Task statement: Give only the number of lines where "Security" occurs.
:: Task data
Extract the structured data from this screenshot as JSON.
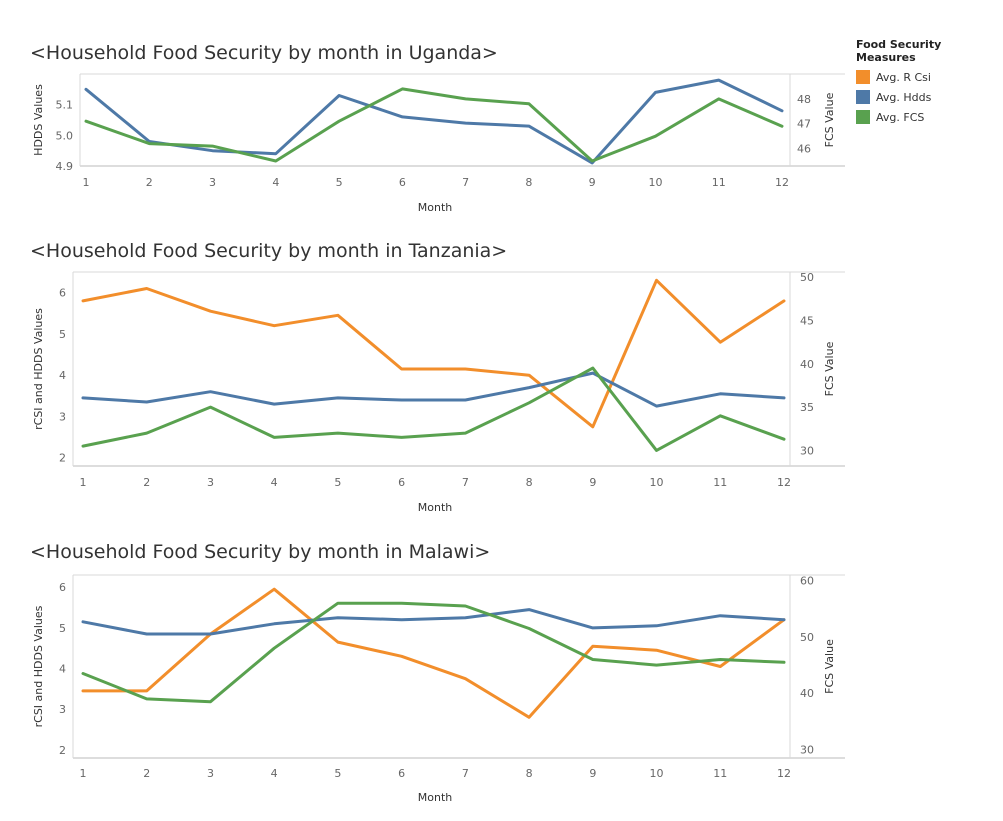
{
  "legend": {
    "title": "Food Security Measures",
    "items": [
      {
        "label": "Avg. R Csi",
        "color": "#F28E2B"
      },
      {
        "label": "Avg. Hdds",
        "color": "#4E79A7"
      },
      {
        "label": "Avg. FCS",
        "color": "#59A14F"
      }
    ]
  },
  "chart_data": [
    {
      "type": "line",
      "title": "<Household Food Security by month in Uganda>",
      "xlabel": "Month",
      "ylabel_left": "HDDS Values",
      "ylabel_right": "FCS Value",
      "x": [
        1,
        2,
        3,
        4,
        5,
        6,
        7,
        8,
        9,
        10,
        11,
        12
      ],
      "left_ticks": [
        4.9,
        5.0,
        5.1
      ],
      "right_ticks": [
        46,
        47,
        48
      ],
      "ylim_left": [
        4.9,
        5.2
      ],
      "ylim_right": [
        45.3,
        49.0
      ],
      "series": [
        {
          "name": "Avg. Hdds",
          "axis": "left",
          "color": "#4E79A7",
          "values": [
            5.15,
            4.98,
            4.95,
            4.94,
            5.13,
            5.06,
            5.04,
            5.03,
            4.91,
            5.14,
            5.18,
            5.08
          ]
        },
        {
          "name": "Avg. FCS",
          "axis": "right",
          "color": "#59A14F",
          "values": [
            47.1,
            46.2,
            46.1,
            45.5,
            47.1,
            48.4,
            48.0,
            47.8,
            45.5,
            46.5,
            48.0,
            46.9
          ]
        }
      ]
    },
    {
      "type": "line",
      "title": "<Household Food Security by month in Tanzania>",
      "xlabel": "Month",
      "ylabel_left": "rCSI and HDDS Values",
      "ylabel_right": "FCS Value",
      "x": [
        1,
        2,
        3,
        4,
        5,
        6,
        7,
        8,
        9,
        10,
        11,
        12
      ],
      "left_ticks": [
        2,
        3,
        4,
        5,
        6
      ],
      "right_ticks": [
        30,
        35,
        40,
        45,
        50
      ],
      "ylim_left": [
        1.8,
        6.5
      ],
      "ylim_right": [
        28.2,
        50.6
      ],
      "series": [
        {
          "name": "Avg. R Csi",
          "axis": "left",
          "color": "#F28E2B",
          "values": [
            5.8,
            6.1,
            5.55,
            5.2,
            5.45,
            4.15,
            4.15,
            4.0,
            2.75,
            6.3,
            4.8,
            5.8
          ]
        },
        {
          "name": "Avg. Hdds",
          "axis": "left",
          "color": "#4E79A7",
          "values": [
            3.45,
            3.35,
            3.6,
            3.3,
            3.45,
            3.4,
            3.4,
            3.7,
            4.05,
            3.25,
            3.55,
            3.45
          ]
        },
        {
          "name": "Avg. FCS",
          "axis": "right",
          "color": "#59A14F",
          "values": [
            30.5,
            32.0,
            35.0,
            31.5,
            32.0,
            31.5,
            32.0,
            35.5,
            39.5,
            30.0,
            34.0,
            31.3
          ]
        }
      ]
    },
    {
      "type": "line",
      "title": "<Household Food Security by month in Malawi>",
      "xlabel": "Month",
      "ylabel_left": "rCSI and HDDS Values",
      "ylabel_right": "FCS Value",
      "x": [
        1,
        2,
        3,
        4,
        5,
        6,
        7,
        8,
        9,
        10,
        11,
        12
      ],
      "left_ticks": [
        2,
        3,
        4,
        5,
        6
      ],
      "right_ticks": [
        30,
        40,
        50,
        60
      ],
      "ylim_left": [
        1.8,
        6.3
      ],
      "ylim_right": [
        28.5,
        61.0
      ],
      "series": [
        {
          "name": "Avg. R Csi",
          "axis": "left",
          "color": "#F28E2B",
          "values": [
            3.45,
            3.45,
            4.85,
            5.95,
            4.65,
            4.3,
            3.75,
            2.8,
            4.55,
            4.45,
            4.05,
            5.2
          ]
        },
        {
          "name": "Avg. Hdds",
          "axis": "left",
          "color": "#4E79A7",
          "values": [
            5.15,
            4.85,
            4.85,
            5.1,
            5.25,
            5.2,
            5.25,
            5.45,
            5.0,
            5.05,
            5.3,
            5.2
          ]
        },
        {
          "name": "Avg. FCS",
          "axis": "right",
          "color": "#59A14F",
          "values": [
            43.5,
            39.0,
            38.5,
            48.0,
            56.0,
            56.0,
            55.5,
            51.5,
            46.0,
            45.0,
            46.0,
            45.5
          ]
        }
      ]
    }
  ]
}
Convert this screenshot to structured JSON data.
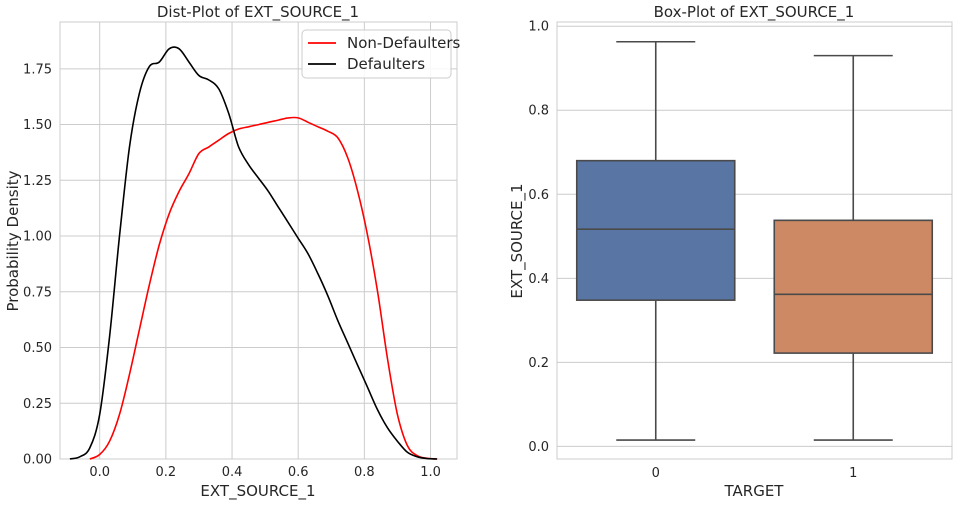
{
  "chart_data": [
    {
      "type": "line",
      "title": "Dist-Plot of EXT_SOURCE_1",
      "xlabel": "EXT_SOURCE_1",
      "ylabel": "Probability Density",
      "xlim": [
        -0.12,
        1.08
      ],
      "ylim": [
        0,
        1.96
      ],
      "xticks": [
        0.0,
        0.2,
        0.4,
        0.6,
        0.8,
        1.0
      ],
      "xtick_labels": [
        "0.0",
        "0.2",
        "0.4",
        "0.6",
        "0.8",
        "1.0"
      ],
      "yticks": [
        0.0,
        0.25,
        0.5,
        0.75,
        1.0,
        1.25,
        1.5,
        1.75
      ],
      "ytick_labels": [
        "0.00",
        "0.25",
        "0.50",
        "0.75",
        "1.00",
        "1.25",
        "1.50",
        "1.75"
      ],
      "grid": true,
      "legend": "top-right",
      "series": [
        {
          "name": "Non-Defaulters",
          "color": "#ff0000",
          "x": [
            -0.03,
            0.0,
            0.03,
            0.06,
            0.09,
            0.12,
            0.15,
            0.18,
            0.21,
            0.24,
            0.27,
            0.3,
            0.33,
            0.36,
            0.39,
            0.42,
            0.45,
            0.48,
            0.51,
            0.54,
            0.57,
            0.6,
            0.63,
            0.66,
            0.69,
            0.72,
            0.75,
            0.78,
            0.81,
            0.84,
            0.87,
            0.9,
            0.93,
            0.96,
            0.99,
            1.02
          ],
          "values": [
            0.0,
            0.02,
            0.08,
            0.2,
            0.38,
            0.58,
            0.78,
            0.96,
            1.1,
            1.2,
            1.28,
            1.37,
            1.4,
            1.43,
            1.46,
            1.48,
            1.49,
            1.5,
            1.51,
            1.52,
            1.53,
            1.53,
            1.51,
            1.49,
            1.47,
            1.44,
            1.35,
            1.2,
            1.0,
            0.75,
            0.45,
            0.2,
            0.06,
            0.015,
            0.003,
            0.0
          ]
        },
        {
          "name": "Defaulters",
          "color": "#000000",
          "x": [
            -0.09,
            -0.06,
            -0.03,
            0.0,
            0.03,
            0.06,
            0.09,
            0.12,
            0.15,
            0.18,
            0.21,
            0.24,
            0.27,
            0.3,
            0.33,
            0.36,
            0.39,
            0.42,
            0.45,
            0.48,
            0.51,
            0.54,
            0.57,
            0.6,
            0.63,
            0.66,
            0.69,
            0.72,
            0.75,
            0.78,
            0.81,
            0.84,
            0.87,
            0.9,
            0.93,
            0.96,
            0.99,
            1.02
          ],
          "values": [
            0.0,
            0.01,
            0.05,
            0.2,
            0.55,
            1.0,
            1.4,
            1.64,
            1.76,
            1.78,
            1.84,
            1.84,
            1.78,
            1.72,
            1.7,
            1.66,
            1.55,
            1.4,
            1.32,
            1.26,
            1.2,
            1.13,
            1.06,
            0.99,
            0.92,
            0.83,
            0.73,
            0.62,
            0.52,
            0.42,
            0.32,
            0.22,
            0.14,
            0.08,
            0.03,
            0.01,
            0.002,
            0.0
          ]
        }
      ]
    },
    {
      "type": "box",
      "title": "Box-Plot of EXT_SOURCE_1",
      "xlabel": "TARGET",
      "ylabel": "EXT_SOURCE_1",
      "ylim": [
        -0.03,
        1.01
      ],
      "yticks": [
        0.0,
        0.2,
        0.4,
        0.6,
        0.8,
        1.0
      ],
      "ytick_labels": [
        "0.0",
        "0.2",
        "0.4",
        "0.6",
        "0.8",
        "1.0"
      ],
      "categories": [
        "0",
        "1"
      ],
      "grid": true,
      "boxes": [
        {
          "category": "0",
          "color": "#5875a4",
          "whislo": 0.015,
          "q1": 0.348,
          "med": 0.517,
          "q3": 0.68,
          "whishi": 0.963
        },
        {
          "category": "1",
          "color": "#cc8963",
          "whislo": 0.015,
          "q1": 0.222,
          "med": 0.362,
          "q3": 0.538,
          "whishi": 0.93
        }
      ]
    }
  ]
}
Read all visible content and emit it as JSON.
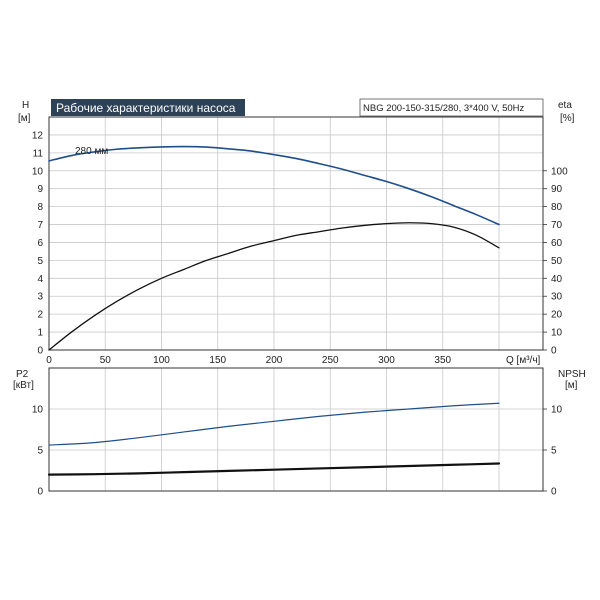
::::
Answer to the exercise: 4